* Begin Supplied material *

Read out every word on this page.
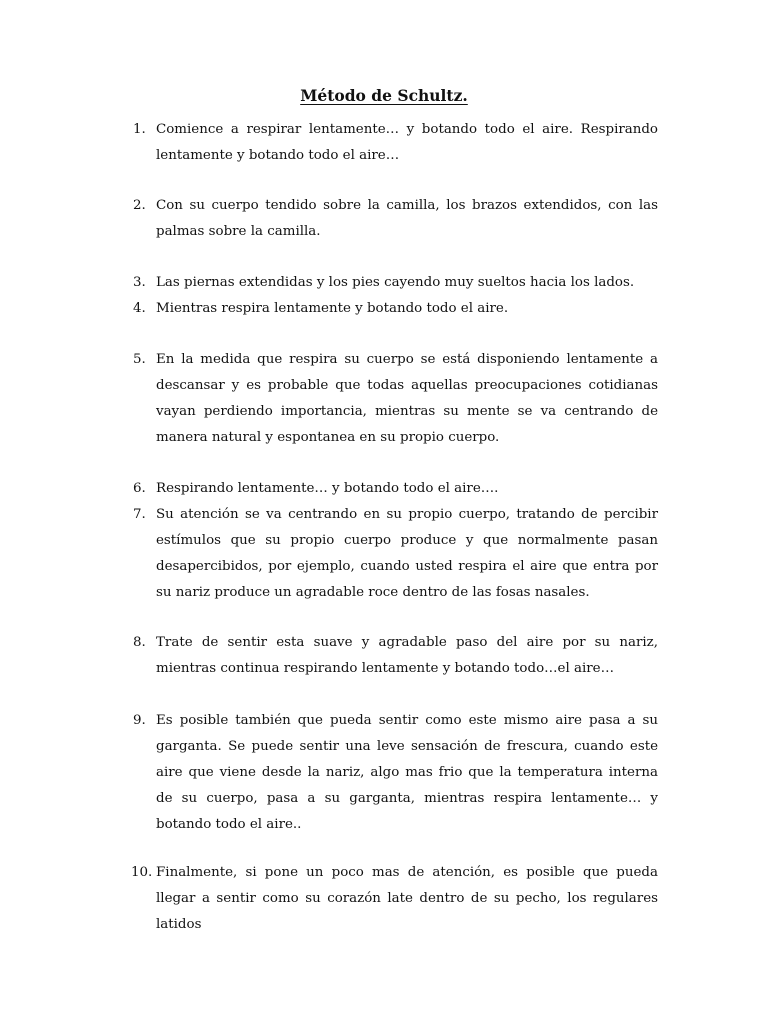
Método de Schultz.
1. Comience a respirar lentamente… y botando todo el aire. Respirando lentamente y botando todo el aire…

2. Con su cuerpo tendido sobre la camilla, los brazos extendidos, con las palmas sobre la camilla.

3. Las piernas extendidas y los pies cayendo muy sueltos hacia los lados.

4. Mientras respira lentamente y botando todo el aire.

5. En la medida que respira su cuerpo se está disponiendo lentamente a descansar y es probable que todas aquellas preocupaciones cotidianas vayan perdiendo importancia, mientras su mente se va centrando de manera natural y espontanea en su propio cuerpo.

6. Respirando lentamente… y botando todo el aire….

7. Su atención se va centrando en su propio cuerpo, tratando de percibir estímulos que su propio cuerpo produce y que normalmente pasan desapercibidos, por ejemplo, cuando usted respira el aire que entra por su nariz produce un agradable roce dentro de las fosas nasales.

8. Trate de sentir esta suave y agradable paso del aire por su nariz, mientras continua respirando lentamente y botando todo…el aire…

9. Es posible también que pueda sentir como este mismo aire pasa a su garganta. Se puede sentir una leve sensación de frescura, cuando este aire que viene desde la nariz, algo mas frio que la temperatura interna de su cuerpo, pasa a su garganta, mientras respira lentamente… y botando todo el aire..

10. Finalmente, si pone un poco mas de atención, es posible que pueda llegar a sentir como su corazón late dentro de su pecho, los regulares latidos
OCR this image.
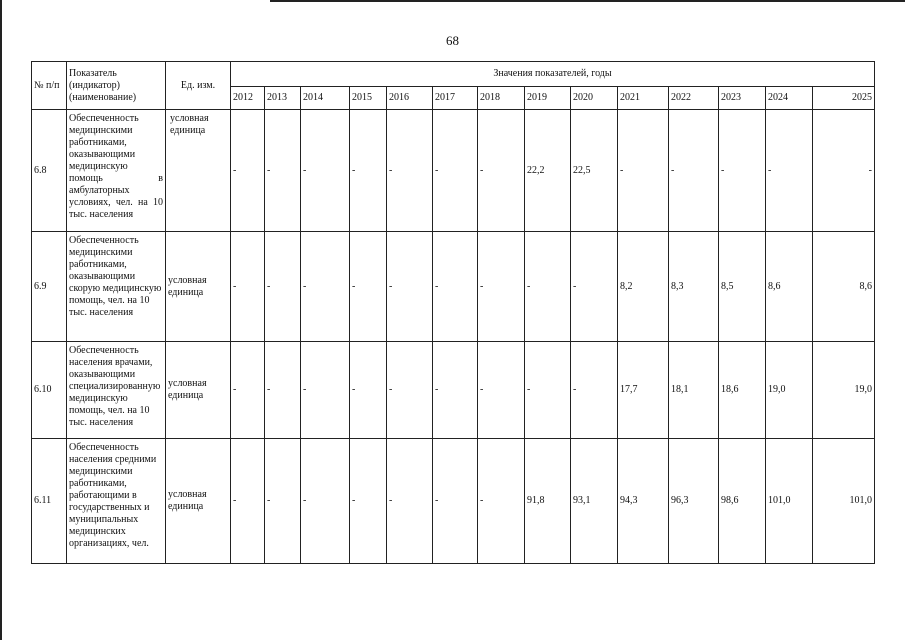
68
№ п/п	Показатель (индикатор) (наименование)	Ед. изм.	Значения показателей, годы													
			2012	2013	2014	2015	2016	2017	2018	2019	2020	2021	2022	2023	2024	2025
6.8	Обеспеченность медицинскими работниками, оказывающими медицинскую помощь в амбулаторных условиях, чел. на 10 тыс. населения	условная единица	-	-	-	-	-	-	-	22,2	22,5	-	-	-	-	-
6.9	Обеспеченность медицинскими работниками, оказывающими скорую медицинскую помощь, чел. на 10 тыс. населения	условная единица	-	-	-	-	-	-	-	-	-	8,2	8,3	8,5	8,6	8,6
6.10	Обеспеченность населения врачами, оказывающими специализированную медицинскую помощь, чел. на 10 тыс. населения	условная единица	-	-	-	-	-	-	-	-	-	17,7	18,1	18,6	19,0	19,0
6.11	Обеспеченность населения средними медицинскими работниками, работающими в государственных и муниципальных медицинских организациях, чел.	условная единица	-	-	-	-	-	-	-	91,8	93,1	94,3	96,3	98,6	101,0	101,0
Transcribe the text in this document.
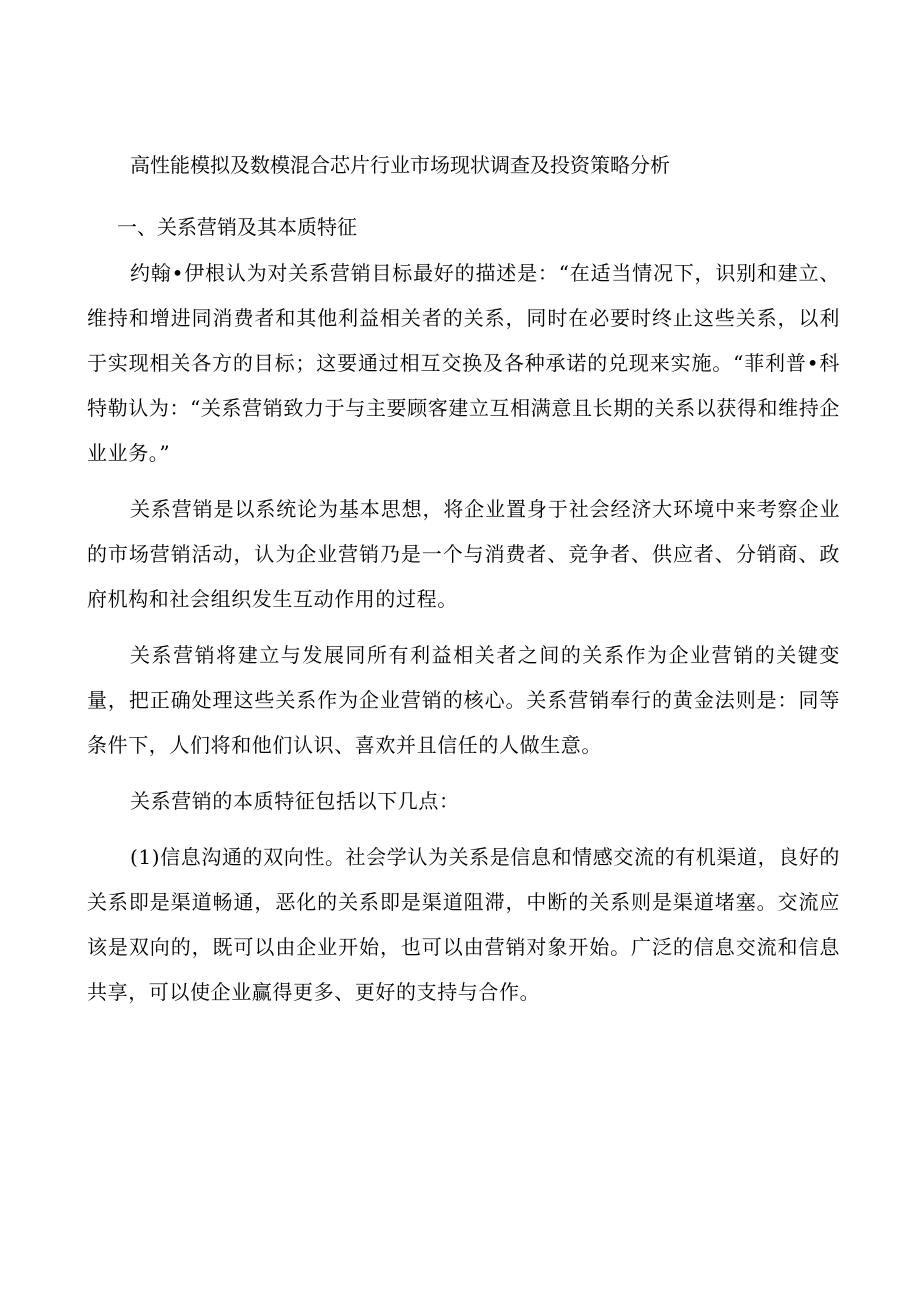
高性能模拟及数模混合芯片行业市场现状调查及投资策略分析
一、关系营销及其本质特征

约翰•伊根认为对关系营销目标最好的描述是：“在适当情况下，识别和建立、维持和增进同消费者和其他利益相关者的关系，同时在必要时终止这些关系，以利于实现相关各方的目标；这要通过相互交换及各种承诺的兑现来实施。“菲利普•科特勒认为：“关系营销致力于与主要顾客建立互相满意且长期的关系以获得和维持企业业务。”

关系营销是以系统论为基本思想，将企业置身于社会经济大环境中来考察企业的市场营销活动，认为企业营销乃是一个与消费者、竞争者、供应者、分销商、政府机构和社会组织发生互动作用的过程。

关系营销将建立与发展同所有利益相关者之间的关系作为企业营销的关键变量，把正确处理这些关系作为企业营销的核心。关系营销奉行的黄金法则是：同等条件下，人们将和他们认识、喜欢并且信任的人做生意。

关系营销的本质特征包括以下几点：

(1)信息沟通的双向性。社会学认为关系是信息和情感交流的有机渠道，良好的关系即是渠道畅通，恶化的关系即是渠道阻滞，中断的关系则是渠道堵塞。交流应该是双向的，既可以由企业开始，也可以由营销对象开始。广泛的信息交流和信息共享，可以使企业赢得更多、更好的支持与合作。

* End Supplied material *

### Work to do
From the entries above, copy every line where the word "медицинскими" shows up.

### Full solution
6.8	Обеспеченность медицинскими работниками, оказывающими медицинскую помощь в амбулаторных условиях, чел. на 10 тыс. населения	условная единица	-	-	-	-	-	-	-	22,2	22,5	-	-	-	-	-
6.9	Обеспеченность медицинскими работниками, оказывающими скорую медицинскую помощь, чел. на 10 тыс. населения	условная единица	-	-	-	-	-	-	-	-	-	8,2	8,3	8,5	8,6	8,6
6.11	Обеспеченность населения средними медицинскими работниками, работающими в государственных и муниципальных медицинских организациях, чел.	условная единица	-	-	-	-	-	-	-	91,8	93,1	94,3	96,3	98,6	101,0	101,0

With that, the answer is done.